== INSTRUCTIONS TO FOLLOW ==
In the records below, work out how many lines hold the word "this". Report the number alone.

== INFORMATION SHOWN ==
________________________

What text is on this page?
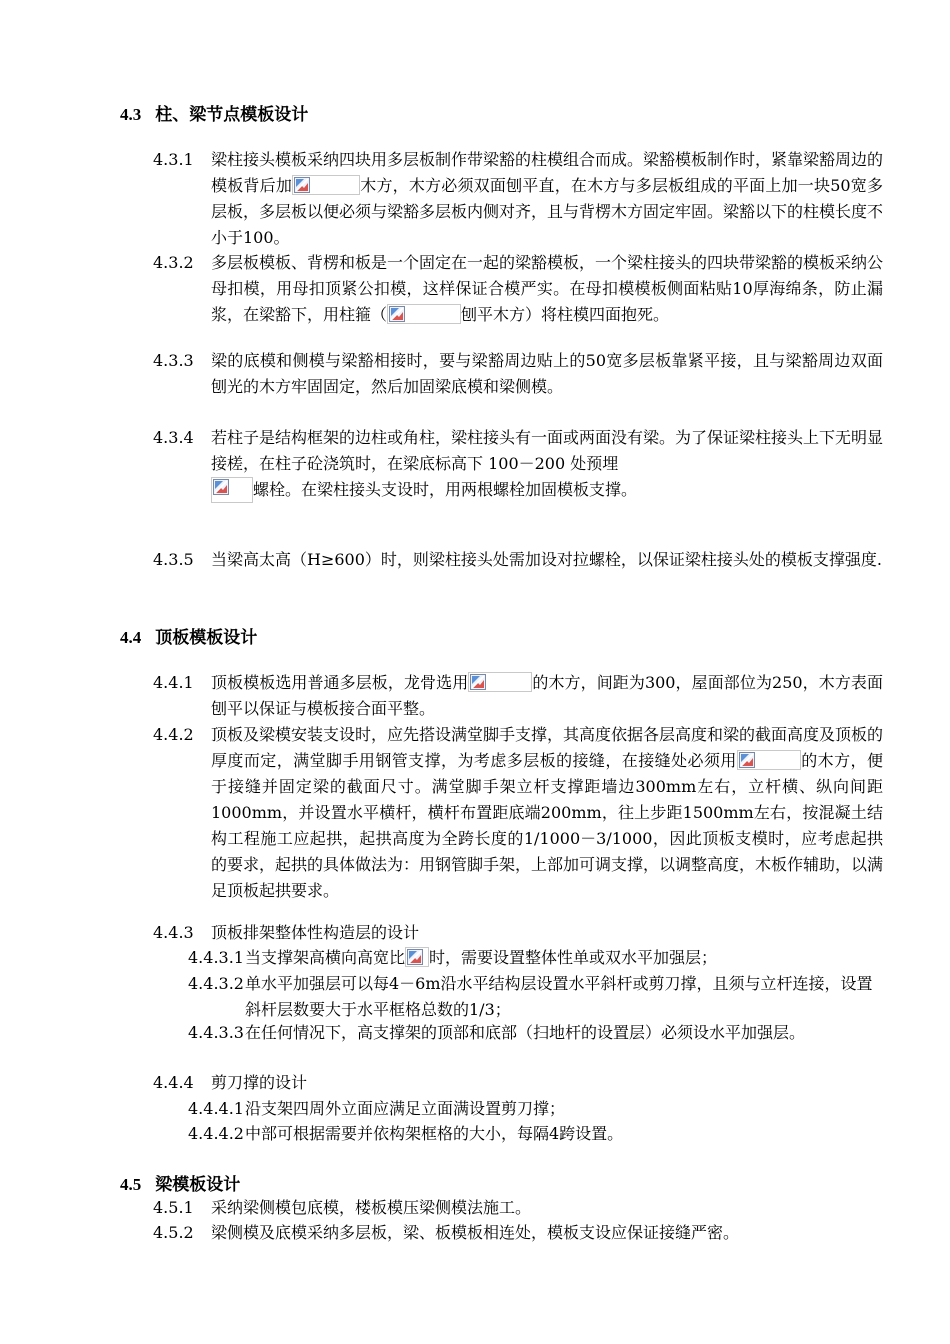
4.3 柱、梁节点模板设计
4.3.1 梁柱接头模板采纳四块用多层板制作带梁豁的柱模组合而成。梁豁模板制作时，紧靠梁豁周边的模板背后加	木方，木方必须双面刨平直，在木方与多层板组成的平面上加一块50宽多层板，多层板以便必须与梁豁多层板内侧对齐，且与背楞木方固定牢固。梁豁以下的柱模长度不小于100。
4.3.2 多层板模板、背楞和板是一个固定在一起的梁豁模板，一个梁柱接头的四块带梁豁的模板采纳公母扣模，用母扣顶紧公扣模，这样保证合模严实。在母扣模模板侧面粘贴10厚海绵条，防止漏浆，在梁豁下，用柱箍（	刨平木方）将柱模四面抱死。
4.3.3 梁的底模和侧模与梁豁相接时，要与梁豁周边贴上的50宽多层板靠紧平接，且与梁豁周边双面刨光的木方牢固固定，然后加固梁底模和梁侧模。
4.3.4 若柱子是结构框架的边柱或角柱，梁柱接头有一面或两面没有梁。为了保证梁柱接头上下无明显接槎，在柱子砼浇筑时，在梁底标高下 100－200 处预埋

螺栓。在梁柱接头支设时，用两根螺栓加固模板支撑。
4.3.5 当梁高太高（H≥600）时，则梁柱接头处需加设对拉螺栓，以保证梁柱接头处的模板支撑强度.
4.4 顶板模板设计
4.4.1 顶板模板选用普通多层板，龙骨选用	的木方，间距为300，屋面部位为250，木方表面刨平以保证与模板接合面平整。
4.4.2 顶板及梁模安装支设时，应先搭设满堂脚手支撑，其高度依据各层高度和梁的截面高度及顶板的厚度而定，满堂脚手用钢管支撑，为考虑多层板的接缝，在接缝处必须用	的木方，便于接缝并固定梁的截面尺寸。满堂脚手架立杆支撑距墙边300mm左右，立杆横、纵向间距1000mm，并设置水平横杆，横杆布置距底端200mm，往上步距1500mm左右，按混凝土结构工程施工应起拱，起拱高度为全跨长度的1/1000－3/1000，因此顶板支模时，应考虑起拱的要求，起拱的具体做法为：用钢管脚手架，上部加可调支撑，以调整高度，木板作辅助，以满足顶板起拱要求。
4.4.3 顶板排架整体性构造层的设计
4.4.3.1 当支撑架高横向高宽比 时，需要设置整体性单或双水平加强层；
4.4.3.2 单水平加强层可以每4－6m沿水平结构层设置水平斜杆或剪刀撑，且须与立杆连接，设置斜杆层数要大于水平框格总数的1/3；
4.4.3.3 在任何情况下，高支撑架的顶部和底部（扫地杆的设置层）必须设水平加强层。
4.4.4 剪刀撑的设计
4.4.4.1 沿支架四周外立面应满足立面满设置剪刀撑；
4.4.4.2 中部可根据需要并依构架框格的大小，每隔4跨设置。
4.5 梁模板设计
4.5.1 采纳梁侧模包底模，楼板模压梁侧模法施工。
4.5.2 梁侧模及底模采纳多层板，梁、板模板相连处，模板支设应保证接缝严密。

________________________

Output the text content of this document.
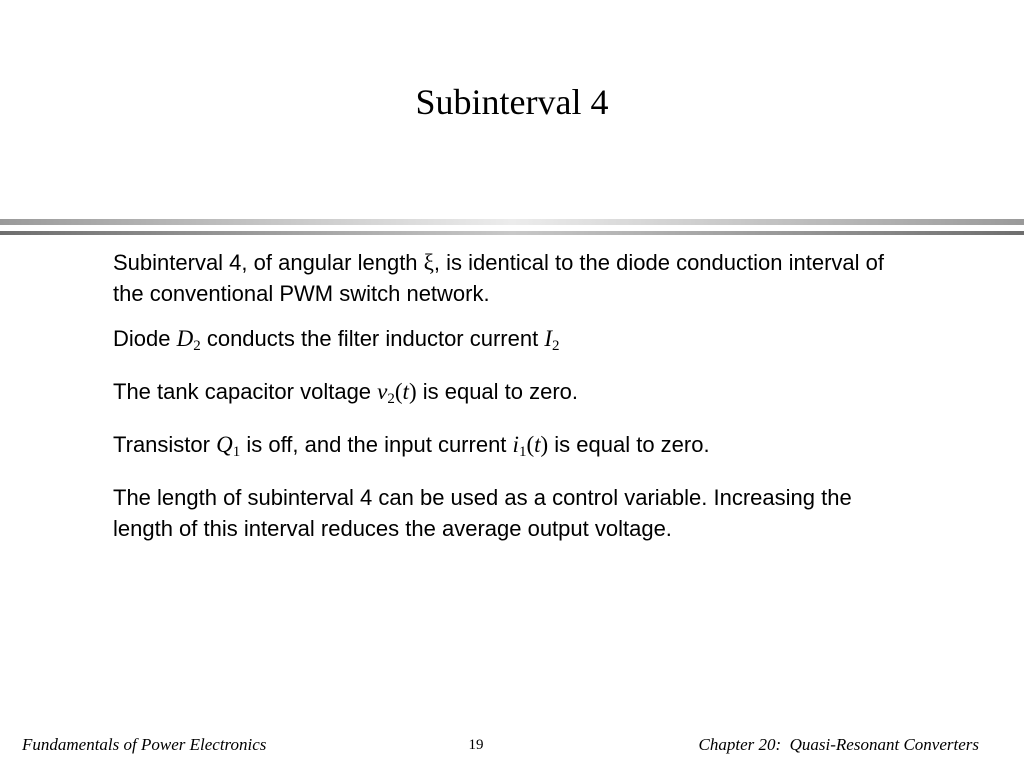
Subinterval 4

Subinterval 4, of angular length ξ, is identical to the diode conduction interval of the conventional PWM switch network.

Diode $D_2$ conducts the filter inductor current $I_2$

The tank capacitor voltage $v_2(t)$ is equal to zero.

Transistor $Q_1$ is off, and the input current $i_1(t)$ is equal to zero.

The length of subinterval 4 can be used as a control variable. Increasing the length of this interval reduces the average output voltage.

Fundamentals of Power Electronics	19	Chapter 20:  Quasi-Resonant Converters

________________________

== OUTPUT OF THE TASK ==
3